Requirement — Copy out all lines carrying the word "source".

Extracted data entries —
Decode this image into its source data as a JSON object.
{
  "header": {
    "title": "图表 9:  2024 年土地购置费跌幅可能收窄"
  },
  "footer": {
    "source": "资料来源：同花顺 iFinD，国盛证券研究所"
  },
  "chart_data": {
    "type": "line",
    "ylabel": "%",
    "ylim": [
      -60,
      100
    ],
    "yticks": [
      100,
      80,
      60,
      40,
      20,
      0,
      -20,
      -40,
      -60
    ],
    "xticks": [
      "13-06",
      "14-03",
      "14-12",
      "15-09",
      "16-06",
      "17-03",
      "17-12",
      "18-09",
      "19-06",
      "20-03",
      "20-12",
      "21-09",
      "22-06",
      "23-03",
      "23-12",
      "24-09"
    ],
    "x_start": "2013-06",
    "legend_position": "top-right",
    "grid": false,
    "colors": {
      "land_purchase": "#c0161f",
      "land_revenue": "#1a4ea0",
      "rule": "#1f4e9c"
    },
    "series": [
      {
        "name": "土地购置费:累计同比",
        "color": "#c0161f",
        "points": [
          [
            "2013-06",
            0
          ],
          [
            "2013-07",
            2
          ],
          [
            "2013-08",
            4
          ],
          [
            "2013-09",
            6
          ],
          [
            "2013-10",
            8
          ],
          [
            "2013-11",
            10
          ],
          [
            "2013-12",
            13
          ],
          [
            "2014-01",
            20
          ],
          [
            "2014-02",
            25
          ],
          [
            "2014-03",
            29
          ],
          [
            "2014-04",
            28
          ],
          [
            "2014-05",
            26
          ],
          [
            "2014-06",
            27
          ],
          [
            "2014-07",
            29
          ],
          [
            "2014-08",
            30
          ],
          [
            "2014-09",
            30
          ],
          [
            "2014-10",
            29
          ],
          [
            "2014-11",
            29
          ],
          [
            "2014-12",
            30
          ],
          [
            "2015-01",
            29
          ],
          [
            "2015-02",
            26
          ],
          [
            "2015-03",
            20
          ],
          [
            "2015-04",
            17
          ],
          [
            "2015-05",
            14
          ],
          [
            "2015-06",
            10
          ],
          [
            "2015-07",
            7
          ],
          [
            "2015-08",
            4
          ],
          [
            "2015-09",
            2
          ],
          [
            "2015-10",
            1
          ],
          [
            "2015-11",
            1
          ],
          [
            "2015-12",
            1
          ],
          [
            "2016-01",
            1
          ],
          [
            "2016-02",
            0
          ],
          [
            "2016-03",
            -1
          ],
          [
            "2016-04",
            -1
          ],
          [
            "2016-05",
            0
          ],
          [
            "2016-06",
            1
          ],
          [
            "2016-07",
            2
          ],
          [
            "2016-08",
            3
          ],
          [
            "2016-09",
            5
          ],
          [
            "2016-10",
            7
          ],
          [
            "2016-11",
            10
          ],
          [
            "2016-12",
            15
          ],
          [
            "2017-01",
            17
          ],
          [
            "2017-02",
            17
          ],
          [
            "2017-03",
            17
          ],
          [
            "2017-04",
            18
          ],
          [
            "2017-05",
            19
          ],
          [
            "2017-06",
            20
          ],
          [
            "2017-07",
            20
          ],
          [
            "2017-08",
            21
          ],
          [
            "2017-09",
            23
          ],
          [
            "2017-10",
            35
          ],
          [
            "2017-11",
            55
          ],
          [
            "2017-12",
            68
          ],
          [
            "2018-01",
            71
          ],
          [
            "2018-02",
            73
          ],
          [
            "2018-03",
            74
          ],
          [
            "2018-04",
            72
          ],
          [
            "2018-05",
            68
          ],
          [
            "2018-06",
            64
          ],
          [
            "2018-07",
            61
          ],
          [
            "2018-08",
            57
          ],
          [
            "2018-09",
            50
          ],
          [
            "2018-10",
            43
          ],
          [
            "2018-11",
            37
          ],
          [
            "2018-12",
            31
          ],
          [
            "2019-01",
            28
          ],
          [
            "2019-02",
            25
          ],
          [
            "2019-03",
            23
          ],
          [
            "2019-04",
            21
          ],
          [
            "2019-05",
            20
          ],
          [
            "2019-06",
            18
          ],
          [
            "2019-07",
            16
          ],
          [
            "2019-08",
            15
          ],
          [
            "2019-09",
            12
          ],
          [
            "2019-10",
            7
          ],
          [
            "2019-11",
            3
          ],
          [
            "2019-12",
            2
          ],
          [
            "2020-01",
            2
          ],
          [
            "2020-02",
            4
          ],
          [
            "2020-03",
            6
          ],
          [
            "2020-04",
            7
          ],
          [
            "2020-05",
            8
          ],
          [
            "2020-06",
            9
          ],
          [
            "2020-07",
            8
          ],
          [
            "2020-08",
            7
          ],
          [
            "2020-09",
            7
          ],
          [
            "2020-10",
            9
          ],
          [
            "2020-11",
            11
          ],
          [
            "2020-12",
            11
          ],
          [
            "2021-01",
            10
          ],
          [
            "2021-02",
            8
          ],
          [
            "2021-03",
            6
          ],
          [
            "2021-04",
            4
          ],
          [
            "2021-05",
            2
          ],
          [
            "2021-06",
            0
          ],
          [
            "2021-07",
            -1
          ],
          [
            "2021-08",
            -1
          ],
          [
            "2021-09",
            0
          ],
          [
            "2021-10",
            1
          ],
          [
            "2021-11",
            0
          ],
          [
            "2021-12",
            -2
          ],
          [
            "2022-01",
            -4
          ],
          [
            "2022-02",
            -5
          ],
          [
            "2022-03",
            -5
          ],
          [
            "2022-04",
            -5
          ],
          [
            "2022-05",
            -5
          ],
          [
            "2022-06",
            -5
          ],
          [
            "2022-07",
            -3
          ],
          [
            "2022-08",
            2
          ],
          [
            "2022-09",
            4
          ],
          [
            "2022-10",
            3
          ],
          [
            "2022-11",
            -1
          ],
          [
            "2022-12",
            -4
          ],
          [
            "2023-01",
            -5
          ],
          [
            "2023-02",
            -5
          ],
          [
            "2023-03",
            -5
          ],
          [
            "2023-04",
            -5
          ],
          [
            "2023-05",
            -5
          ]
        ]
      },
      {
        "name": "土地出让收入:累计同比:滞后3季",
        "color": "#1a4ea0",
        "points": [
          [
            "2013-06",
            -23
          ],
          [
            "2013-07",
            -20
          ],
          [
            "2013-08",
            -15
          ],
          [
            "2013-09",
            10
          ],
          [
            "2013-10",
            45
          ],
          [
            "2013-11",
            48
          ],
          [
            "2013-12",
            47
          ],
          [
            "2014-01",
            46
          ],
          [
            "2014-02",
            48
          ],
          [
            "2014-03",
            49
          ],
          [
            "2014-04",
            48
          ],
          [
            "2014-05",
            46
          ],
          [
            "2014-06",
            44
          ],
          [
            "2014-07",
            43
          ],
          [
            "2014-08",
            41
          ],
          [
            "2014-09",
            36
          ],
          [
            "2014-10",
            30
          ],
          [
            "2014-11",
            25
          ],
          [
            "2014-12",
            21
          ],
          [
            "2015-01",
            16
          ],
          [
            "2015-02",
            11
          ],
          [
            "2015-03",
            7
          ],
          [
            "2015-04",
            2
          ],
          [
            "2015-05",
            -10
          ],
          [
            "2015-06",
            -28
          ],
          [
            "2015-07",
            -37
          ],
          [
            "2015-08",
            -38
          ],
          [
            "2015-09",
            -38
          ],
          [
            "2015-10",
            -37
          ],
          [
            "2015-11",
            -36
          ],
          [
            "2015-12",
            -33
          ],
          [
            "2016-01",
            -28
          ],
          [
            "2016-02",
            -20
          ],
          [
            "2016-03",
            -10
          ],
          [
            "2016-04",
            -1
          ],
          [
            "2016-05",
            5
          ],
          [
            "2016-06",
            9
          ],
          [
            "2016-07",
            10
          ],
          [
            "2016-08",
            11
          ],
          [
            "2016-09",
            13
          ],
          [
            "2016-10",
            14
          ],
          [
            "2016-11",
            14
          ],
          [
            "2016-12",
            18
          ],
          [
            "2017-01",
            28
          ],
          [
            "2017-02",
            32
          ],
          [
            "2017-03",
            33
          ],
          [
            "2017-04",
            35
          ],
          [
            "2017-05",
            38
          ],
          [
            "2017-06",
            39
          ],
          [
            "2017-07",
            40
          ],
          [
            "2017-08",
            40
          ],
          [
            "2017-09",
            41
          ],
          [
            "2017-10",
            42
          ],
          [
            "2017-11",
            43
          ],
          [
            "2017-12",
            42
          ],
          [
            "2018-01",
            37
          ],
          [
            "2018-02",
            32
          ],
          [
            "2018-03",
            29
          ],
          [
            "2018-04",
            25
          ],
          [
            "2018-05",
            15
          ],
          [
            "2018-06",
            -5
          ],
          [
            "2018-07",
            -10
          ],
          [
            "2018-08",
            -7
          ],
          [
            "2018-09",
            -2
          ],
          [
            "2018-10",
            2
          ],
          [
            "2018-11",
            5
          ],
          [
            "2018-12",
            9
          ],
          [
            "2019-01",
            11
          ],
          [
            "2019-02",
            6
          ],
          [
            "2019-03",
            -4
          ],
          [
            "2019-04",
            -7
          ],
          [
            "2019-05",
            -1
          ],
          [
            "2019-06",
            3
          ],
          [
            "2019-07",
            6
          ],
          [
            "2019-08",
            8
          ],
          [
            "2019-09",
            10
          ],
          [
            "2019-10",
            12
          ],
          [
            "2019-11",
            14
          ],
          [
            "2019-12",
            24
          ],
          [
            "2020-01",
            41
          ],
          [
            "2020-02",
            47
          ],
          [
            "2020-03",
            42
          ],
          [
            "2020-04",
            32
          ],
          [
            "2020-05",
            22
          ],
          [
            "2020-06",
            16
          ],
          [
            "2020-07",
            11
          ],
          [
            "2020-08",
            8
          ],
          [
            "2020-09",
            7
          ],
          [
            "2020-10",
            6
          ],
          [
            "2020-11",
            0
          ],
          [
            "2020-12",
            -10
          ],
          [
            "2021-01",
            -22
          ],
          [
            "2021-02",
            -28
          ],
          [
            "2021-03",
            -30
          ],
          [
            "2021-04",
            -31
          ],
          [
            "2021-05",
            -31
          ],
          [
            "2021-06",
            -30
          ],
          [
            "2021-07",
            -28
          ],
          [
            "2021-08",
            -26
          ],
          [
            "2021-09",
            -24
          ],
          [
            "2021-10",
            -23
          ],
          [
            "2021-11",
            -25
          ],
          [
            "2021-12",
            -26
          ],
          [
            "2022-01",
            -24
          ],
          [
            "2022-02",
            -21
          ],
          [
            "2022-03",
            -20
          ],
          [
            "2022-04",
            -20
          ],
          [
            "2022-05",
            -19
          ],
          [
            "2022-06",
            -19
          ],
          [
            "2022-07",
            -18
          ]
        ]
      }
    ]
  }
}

Exercise output —
Decode this image into its source data as a JSON object.
    "source": "资料来源：同花顺 iFinD，国盛证券研究所"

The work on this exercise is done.